──────── SEZIONE DEL DOCUMENTO ────────

Anche in occasione di queste festività natalizie il Partito Radicale ha promosso in tutta Italia visite nelle carceri italiane. A Torino la visita e’ prevista presso il carcere delle Vallette Lorusso Cotugno la mattina del 26 dicembre. L’ingresso della Delegazione è previsto alle ore 9.30 circa.
Alle ore 12.15 si terrà una conferenza stampa fuori dal Carcere.
Alla visita parteciperà anche il Garante dei detenuti del Piemonte Bruno Mellano.
La Delegazione del Partito Radicale sarà composta da:
Sergio Rovasio, Presidente Associazione Marco Pannella;
Mario Barbaro, Coordinatore dell’Associazione Marco Pannella e membro della Segreteria del Partito Radicale;
Roberto Capra, Presidente della Camera Penale del Piemonte e Valle d’Aosta;
Alberto Del Noce, Presidente nazionale delle Camere Civili italiane;
Claudio Desirò, Segretario di Italia LIberale e Popolare;
Alberto Nigra, già parlamentare.

──────── VOCI ESTRATTE ────────

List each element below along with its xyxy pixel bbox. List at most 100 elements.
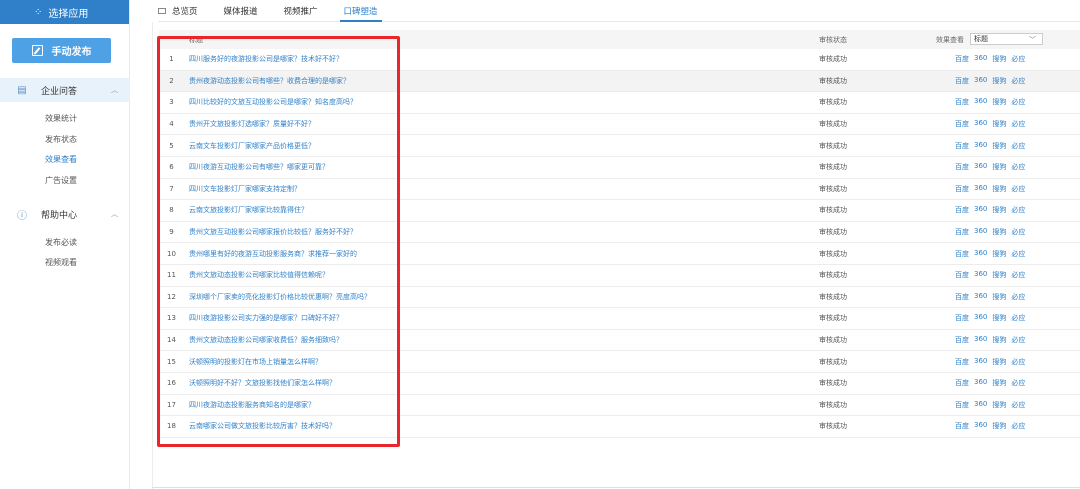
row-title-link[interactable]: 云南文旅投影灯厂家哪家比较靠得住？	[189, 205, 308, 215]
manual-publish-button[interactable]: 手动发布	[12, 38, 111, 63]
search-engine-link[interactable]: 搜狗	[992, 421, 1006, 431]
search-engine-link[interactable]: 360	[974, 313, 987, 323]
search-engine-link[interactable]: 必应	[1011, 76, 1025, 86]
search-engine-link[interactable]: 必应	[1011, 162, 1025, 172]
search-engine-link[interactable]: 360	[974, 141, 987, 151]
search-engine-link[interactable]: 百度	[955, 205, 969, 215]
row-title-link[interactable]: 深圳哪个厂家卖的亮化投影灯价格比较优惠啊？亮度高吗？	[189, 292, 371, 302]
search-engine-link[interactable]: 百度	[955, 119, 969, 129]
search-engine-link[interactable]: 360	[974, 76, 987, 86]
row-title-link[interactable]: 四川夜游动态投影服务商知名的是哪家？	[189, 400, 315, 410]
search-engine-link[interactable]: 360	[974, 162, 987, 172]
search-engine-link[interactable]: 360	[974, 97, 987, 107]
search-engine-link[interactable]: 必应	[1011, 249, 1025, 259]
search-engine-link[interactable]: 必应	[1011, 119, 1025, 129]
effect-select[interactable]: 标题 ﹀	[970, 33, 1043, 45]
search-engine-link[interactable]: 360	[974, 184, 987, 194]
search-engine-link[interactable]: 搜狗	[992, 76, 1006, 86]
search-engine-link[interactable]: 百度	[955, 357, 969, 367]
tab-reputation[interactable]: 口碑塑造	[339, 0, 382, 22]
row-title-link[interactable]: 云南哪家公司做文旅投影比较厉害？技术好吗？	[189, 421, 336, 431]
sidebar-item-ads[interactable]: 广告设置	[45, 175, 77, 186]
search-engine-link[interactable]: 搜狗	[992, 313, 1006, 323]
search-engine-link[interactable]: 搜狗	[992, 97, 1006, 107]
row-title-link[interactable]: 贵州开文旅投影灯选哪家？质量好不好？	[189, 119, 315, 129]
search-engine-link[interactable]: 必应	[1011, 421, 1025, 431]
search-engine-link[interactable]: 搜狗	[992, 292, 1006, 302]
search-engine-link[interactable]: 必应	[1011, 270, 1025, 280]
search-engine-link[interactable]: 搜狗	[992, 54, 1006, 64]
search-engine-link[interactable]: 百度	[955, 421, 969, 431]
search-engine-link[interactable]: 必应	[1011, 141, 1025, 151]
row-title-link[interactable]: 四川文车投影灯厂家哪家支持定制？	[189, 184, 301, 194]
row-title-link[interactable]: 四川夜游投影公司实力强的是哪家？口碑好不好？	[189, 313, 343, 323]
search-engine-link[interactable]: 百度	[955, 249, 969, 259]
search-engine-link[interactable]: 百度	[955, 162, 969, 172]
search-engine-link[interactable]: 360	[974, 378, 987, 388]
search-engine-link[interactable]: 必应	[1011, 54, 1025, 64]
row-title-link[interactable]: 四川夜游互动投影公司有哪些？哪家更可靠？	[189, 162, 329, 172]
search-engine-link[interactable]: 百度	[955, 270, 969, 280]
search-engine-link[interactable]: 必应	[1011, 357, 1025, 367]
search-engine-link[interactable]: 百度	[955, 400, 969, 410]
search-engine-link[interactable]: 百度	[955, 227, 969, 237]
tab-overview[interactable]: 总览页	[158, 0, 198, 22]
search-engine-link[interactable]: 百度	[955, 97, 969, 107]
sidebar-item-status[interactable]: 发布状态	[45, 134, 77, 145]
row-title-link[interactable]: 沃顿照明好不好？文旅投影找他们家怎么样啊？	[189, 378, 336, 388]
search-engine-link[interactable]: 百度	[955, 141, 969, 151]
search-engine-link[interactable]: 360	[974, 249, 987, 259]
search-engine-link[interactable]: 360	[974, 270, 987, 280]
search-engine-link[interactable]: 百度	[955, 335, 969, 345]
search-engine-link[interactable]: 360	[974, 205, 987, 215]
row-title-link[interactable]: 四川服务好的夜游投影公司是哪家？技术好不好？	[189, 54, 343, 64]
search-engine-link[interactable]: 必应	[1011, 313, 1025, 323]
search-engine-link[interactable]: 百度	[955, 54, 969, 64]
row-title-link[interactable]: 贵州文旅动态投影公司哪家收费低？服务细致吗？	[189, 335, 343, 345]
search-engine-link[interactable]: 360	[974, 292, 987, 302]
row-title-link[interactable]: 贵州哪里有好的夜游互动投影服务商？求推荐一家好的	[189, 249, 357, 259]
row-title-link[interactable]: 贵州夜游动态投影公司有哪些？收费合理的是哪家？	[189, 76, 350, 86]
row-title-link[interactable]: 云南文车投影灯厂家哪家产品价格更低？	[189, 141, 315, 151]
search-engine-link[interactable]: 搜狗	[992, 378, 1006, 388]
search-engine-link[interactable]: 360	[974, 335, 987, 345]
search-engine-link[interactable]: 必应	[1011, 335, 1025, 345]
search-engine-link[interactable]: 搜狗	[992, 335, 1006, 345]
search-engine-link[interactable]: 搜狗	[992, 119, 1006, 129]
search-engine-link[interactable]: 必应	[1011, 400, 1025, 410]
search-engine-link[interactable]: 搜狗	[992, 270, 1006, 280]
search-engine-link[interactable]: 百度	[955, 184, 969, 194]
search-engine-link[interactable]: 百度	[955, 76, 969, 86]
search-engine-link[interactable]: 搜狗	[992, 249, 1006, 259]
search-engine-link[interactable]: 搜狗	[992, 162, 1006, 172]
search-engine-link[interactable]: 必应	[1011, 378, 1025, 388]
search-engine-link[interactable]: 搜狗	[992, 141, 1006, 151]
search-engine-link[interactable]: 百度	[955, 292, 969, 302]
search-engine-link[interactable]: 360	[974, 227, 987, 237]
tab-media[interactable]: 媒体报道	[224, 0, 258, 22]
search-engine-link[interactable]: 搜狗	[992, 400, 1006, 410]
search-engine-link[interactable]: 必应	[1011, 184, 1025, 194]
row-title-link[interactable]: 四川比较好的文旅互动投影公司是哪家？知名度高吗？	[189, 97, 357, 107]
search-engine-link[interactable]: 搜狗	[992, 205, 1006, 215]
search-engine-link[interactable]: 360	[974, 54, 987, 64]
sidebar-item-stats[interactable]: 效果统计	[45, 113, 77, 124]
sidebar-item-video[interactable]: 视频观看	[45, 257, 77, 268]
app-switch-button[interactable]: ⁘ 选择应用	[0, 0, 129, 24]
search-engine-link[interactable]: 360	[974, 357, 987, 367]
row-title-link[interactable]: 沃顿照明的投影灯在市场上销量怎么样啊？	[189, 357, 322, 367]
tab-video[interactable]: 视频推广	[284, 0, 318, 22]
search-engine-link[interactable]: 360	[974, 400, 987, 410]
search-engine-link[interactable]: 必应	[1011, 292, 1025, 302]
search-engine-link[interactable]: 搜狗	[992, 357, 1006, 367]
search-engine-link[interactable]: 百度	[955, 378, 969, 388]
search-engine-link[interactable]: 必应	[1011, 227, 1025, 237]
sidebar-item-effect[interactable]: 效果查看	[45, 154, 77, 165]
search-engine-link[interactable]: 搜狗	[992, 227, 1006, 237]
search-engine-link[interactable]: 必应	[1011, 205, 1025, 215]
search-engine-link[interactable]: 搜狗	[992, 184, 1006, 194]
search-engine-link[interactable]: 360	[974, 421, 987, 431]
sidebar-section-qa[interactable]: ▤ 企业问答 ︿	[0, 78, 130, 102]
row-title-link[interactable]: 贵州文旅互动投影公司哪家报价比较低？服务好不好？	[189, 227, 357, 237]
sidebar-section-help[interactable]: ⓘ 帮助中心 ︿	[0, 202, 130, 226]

────────

§ RICHIESTA ASSEGNATA A
Rispondi alle domande seguenti sul testo relativo alla visita al carcere delle Vallette:
(i) A che ora è previsto l'ingresso della delegazione?
(ii) Dove e a che ora si terrà la conferenza stampa?
(iii) Quale carica ricopre Roberto Capra?
§ RICHIESTA ASSEGNATA B
Nel testo sulla visita al carcere delle Vallette, riscrivi in forma più breve il paragrafo che comincia con "Anche in occasione di queste festività natalizie". Mantieni i fatti principali.
§ RICHIESTA ASSEGNATA C
Prosegui il testo sulla visita al carcere delle Vallette dal punto in cui si interrompe.
Le voci riportate non servono a nulla.

§ RISULTATO A
(i) Alle 9.30 circa.
(ii) Fuori dal carcere, alle 12.15.
(iii) È presidente della Camera Penale del Piemonte e Valle d'Aosta.

§ RISULTATO B
Per le festività natalizie il Partito Radicale ha promosso visite nelle carceri di tutta Italia. A Torino la delegazione entrerà nel carcere delle Vallette Lorusso Cotugno la mattina del 26 dicembre, verso le 9.30.

§ RISULTATO C
Il sovraffollamento nelle carceri italiane ha raggiunto cifre spaventose: a fronte di una capienza di 51.196 di posti nelle celle sono rinchiuse 62.500 persone, nel 2024 (ad oggi) all’interno delle carceri ci sono stati 88 suicidi di detenuti.
In Piemonte all’interno dei tredici istituti detentivi vi sono 4.500 persone a fronte di una capienza di 3.979 posti; le gravissime carenze riguardano anche l’assistenza sanitaria, la mancanza di lavoro tra i detenuti, il personale degli agenti penitenziari sottodimensionato, la mancanza di operatori e specialisti.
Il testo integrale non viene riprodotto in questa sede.